[Begin Items]

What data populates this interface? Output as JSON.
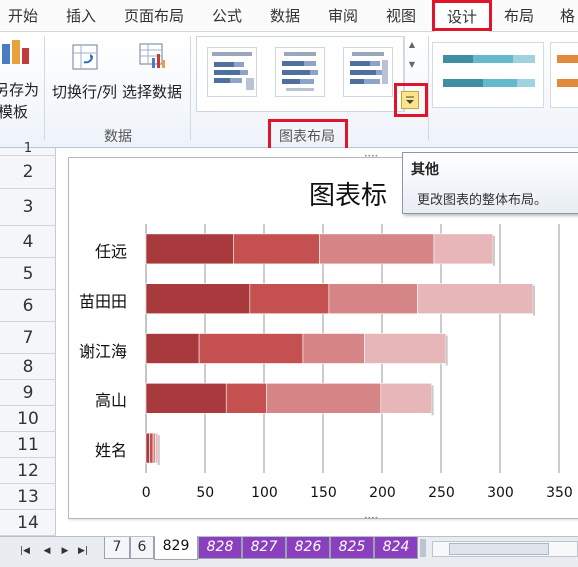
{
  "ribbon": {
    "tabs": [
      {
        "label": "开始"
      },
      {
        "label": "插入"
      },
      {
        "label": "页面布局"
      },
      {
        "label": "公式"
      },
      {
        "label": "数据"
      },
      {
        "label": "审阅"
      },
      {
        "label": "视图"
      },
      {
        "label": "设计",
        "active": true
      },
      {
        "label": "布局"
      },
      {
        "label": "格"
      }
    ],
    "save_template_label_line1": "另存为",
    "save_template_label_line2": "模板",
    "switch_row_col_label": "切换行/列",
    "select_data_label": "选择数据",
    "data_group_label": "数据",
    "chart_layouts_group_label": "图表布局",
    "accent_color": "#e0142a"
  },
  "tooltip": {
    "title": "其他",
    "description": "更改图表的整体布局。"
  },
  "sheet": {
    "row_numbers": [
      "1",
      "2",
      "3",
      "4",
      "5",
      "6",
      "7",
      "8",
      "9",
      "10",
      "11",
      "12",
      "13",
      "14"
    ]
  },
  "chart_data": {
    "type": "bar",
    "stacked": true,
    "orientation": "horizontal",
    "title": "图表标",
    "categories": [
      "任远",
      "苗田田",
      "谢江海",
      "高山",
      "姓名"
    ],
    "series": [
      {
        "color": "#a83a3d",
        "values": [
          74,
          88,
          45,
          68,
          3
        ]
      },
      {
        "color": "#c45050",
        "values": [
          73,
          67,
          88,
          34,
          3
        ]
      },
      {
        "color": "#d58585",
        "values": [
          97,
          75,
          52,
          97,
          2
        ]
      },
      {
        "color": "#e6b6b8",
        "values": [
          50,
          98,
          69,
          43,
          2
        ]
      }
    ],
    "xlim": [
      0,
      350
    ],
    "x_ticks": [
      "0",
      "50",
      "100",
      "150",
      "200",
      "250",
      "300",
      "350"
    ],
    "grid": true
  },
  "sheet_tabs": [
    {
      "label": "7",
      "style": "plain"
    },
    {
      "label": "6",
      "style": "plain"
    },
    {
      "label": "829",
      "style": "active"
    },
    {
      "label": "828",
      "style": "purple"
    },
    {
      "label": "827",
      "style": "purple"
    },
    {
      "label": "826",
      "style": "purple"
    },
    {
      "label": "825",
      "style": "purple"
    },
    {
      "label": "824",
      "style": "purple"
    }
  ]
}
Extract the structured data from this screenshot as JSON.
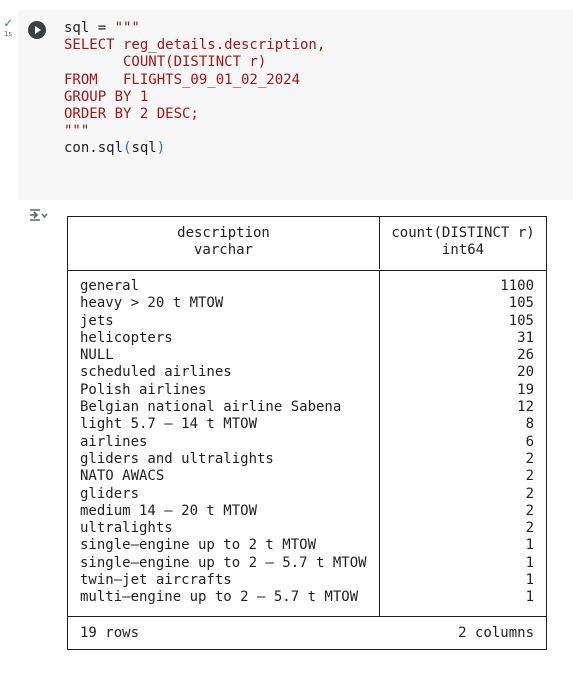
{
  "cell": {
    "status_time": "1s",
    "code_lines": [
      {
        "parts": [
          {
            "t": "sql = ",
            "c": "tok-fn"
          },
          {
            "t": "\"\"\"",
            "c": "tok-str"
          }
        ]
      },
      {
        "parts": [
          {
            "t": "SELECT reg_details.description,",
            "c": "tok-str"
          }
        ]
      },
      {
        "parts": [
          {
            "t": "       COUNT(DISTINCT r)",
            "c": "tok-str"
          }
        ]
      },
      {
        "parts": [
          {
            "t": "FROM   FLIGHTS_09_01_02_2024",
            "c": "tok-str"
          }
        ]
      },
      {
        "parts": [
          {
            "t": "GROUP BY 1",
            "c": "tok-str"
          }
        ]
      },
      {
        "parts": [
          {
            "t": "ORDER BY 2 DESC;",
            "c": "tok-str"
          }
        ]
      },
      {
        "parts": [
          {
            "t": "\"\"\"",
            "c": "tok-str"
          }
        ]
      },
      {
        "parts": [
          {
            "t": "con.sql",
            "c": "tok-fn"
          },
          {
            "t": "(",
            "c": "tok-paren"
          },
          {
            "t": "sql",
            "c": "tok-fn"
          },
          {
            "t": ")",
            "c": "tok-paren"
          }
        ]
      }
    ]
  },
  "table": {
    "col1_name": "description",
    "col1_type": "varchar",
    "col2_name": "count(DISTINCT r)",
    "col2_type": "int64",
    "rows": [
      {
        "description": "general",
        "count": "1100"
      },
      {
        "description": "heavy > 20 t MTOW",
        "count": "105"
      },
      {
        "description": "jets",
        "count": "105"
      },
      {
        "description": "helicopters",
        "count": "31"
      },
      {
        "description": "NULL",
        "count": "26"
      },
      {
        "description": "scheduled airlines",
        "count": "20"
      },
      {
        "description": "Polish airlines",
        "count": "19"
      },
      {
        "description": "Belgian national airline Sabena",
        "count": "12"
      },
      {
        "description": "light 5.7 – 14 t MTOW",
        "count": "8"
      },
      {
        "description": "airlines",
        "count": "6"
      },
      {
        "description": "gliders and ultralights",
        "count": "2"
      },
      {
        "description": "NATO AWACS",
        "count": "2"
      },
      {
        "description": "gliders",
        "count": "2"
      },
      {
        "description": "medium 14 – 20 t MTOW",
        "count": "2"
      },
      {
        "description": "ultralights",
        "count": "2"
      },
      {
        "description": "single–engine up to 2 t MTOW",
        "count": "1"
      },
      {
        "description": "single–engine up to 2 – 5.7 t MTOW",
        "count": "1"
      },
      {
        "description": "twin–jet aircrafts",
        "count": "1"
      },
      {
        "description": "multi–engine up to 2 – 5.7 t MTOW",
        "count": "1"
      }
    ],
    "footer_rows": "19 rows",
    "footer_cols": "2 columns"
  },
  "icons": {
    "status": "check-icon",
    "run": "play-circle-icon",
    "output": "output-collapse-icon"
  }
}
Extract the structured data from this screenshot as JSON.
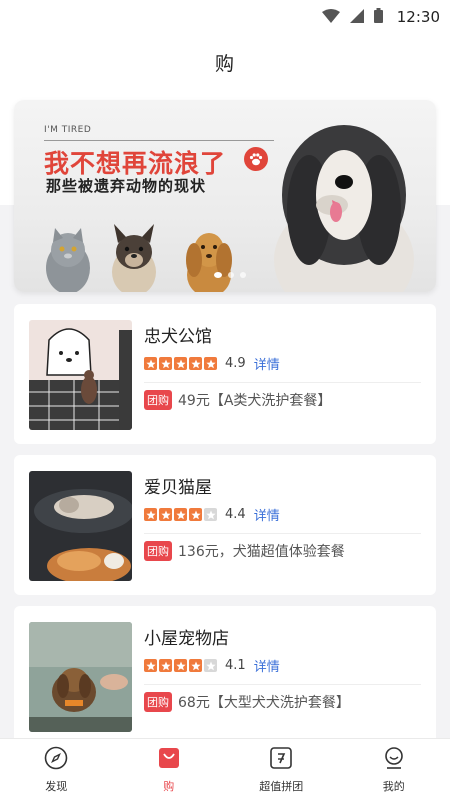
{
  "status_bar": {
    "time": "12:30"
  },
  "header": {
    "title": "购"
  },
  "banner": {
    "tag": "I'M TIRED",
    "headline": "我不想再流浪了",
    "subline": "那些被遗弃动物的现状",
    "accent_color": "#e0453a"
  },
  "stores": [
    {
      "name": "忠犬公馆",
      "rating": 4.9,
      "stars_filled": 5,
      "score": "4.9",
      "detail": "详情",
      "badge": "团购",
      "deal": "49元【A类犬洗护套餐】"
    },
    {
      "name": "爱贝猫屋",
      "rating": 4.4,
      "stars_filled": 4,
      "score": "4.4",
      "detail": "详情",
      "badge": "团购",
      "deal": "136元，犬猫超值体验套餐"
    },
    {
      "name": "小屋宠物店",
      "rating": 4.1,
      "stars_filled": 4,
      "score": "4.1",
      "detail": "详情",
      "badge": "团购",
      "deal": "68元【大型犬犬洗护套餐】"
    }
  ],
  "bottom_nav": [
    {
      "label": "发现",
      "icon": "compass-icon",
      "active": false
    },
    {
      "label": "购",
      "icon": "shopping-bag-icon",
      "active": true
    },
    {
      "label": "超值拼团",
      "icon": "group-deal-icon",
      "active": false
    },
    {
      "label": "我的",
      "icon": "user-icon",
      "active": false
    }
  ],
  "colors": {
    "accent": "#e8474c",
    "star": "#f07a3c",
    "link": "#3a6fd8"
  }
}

[End Items]

Repeat the preceding records precisely, and leave every picture out of the copy.

What data populates this interface? Output as JSON.
{
  "ribbon": {
    "tabs": [
      {
        "label": "开始"
      },
      {
        "label": "插入"
      },
      {
        "label": "页面布局"
      },
      {
        "label": "公式"
      },
      {
        "label": "数据"
      },
      {
        "label": "审阅"
      },
      {
        "label": "视图"
      },
      {
        "label": "设计",
        "active": true
      },
      {
        "label": "布局"
      },
      {
        "label": "格"
      }
    ],
    "save_template_label_line1": "另存为",
    "save_template_label_line2": "模板",
    "switch_row_col_label": "切换行/列",
    "select_data_label": "选择数据",
    "data_group_label": "数据",
    "chart_layouts_group_label": "图表布局",
    "accent_color": "#e0142a"
  },
  "tooltip": {
    "title": "其他",
    "description": "更改图表的整体布局。"
  },
  "sheet": {
    "row_numbers": [
      "1",
      "2",
      "3",
      "4",
      "5",
      "6",
      "7",
      "8",
      "9",
      "10",
      "11",
      "12",
      "13",
      "14"
    ]
  },
  "chart_data": {
    "type": "bar",
    "stacked": true,
    "orientation": "horizontal",
    "title": "图表标",
    "categories": [
      "任远",
      "苗田田",
      "谢江海",
      "高山",
      "姓名"
    ],
    "series": [
      {
        "color": "#a83a3d",
        "values": [
          74,
          88,
          45,
          68,
          3
        ]
      },
      {
        "color": "#c45050",
        "values": [
          73,
          67,
          88,
          34,
          3
        ]
      },
      {
        "color": "#d58585",
        "values": [
          97,
          75,
          52,
          97,
          2
        ]
      },
      {
        "color": "#e6b6b8",
        "values": [
          50,
          98,
          69,
          43,
          2
        ]
      }
    ],
    "xlim": [
      0,
      350
    ],
    "x_ticks": [
      "0",
      "50",
      "100",
      "150",
      "200",
      "250",
      "300",
      "350"
    ],
    "grid": true
  },
  "sheet_tabs": [
    {
      "label": "7",
      "style": "plain"
    },
    {
      "label": "6",
      "style": "plain"
    },
    {
      "label": "829",
      "style": "active"
    },
    {
      "label": "828",
      "style": "purple"
    },
    {
      "label": "827",
      "style": "purple"
    },
    {
      "label": "826",
      "style": "purple"
    },
    {
      "label": "825",
      "style": "purple"
    },
    {
      "label": "824",
      "style": "purple"
    }
  ]
}
Extract the structured data from this screenshot as JSON.
{
  "cell": {
    "status_time": "1s",
    "code_lines": [
      {
        "parts": [
          {
            "t": "sql = ",
            "c": "tok-fn"
          },
          {
            "t": "\"\"\"",
            "c": "tok-str"
          }
        ]
      },
      {
        "parts": [
          {
            "t": "SELECT reg_details.description,",
            "c": "tok-str"
          }
        ]
      },
      {
        "parts": [
          {
            "t": "       COUNT(DISTINCT r)",
            "c": "tok-str"
          }
        ]
      },
      {
        "parts": [
          {
            "t": "FROM   FLIGHTS_09_01_02_2024",
            "c": "tok-str"
          }
        ]
      },
      {
        "parts": [
          {
            "t": "GROUP BY 1",
            "c": "tok-str"
          }
        ]
      },
      {
        "parts": [
          {
            "t": "ORDER BY 2 DESC;",
            "c": "tok-str"
          }
        ]
      },
      {
        "parts": [
          {
            "t": "\"\"\"",
            "c": "tok-str"
          }
        ]
      },
      {
        "parts": [
          {
            "t": "con.sql",
            "c": "tok-fn"
          },
          {
            "t": "(",
            "c": "tok-paren"
          },
          {
            "t": "sql",
            "c": "tok-fn"
          },
          {
            "t": ")",
            "c": "tok-paren"
          }
        ]
      }
    ]
  },
  "table": {
    "col1_name": "description",
    "col1_type": "varchar",
    "col2_name": "count(DISTINCT r)",
    "col2_type": "int64",
    "rows": [
      {
        "description": "general",
        "count": "1100"
      },
      {
        "description": "heavy > 20 t MTOW",
        "count": "105"
      },
      {
        "description": "jets",
        "count": "105"
      },
      {
        "description": "helicopters",
        "count": "31"
      },
      {
        "description": "NULL",
        "count": "26"
      },
      {
        "description": "scheduled airlines",
        "count": "20"
      },
      {
        "description": "Polish airlines",
        "count": "19"
      },
      {
        "description": "Belgian national airline Sabena",
        "count": "12"
      },
      {
        "description": "light 5.7 – 14 t MTOW",
        "count": "8"
      },
      {
        "description": "airlines",
        "count": "6"
      },
      {
        "description": "gliders and ultralights",
        "count": "2"
      },
      {
        "description": "NATO AWACS",
        "count": "2"
      },
      {
        "description": "gliders",
        "count": "2"
      },
      {
        "description": "medium 14 – 20 t MTOW",
        "count": "2"
      },
      {
        "description": "ultralights",
        "count": "2"
      },
      {
        "description": "single–engine up to 2 t MTOW",
        "count": "1"
      },
      {
        "description": "single–engine up to 2 – 5.7 t MTOW",
        "count": "1"
      },
      {
        "description": "twin–jet aircrafts",
        "count": "1"
      },
      {
        "description": "multi–engine up to 2 – 5.7 t MTOW",
        "count": "1"
      }
    ],
    "footer_rows": "19 rows",
    "footer_cols": "2 columns"
  },
  "icons": {
    "status": "check-icon",
    "run": "play-circle-icon",
    "output": "output-collapse-icon"
  }
}
Extract the structured data from this screenshot as JSON.
{
  "status_bar": {
    "time": "12:30"
  },
  "header": {
    "title": "购"
  },
  "banner": {
    "tag": "I'M TIRED",
    "headline": "我不想再流浪了",
    "subline": "那些被遗弃动物的现状",
    "accent_color": "#e0453a"
  },
  "stores": [
    {
      "name": "忠犬公馆",
      "rating": 4.9,
      "stars_filled": 5,
      "score": "4.9",
      "detail": "详情",
      "badge": "团购",
      "deal": "49元【A类犬洗护套餐】"
    },
    {
      "name": "爱贝猫屋",
      "rating": 4.4,
      "stars_filled": 4,
      "score": "4.4",
      "detail": "详情",
      "badge": "团购",
      "deal": "136元，犬猫超值体验套餐"
    },
    {
      "name": "小屋宠物店",
      "rating": 4.1,
      "stars_filled": 4,
      "score": "4.1",
      "detail": "详情",
      "badge": "团购",
      "deal": "68元【大型犬犬洗护套餐】"
    }
  ],
  "bottom_nav": [
    {
      "label": "发现",
      "icon": "compass-icon",
      "active": false
    },
    {
      "label": "购",
      "icon": "shopping-bag-icon",
      "active": true
    },
    {
      "label": "超值拼团",
      "icon": "group-deal-icon",
      "active": false
    },
    {
      "label": "我的",
      "icon": "user-icon",
      "active": false
    }
  ],
  "colors": {
    "accent": "#e8474c",
    "star": "#f07a3c",
    "link": "#3a6fd8"
  }
}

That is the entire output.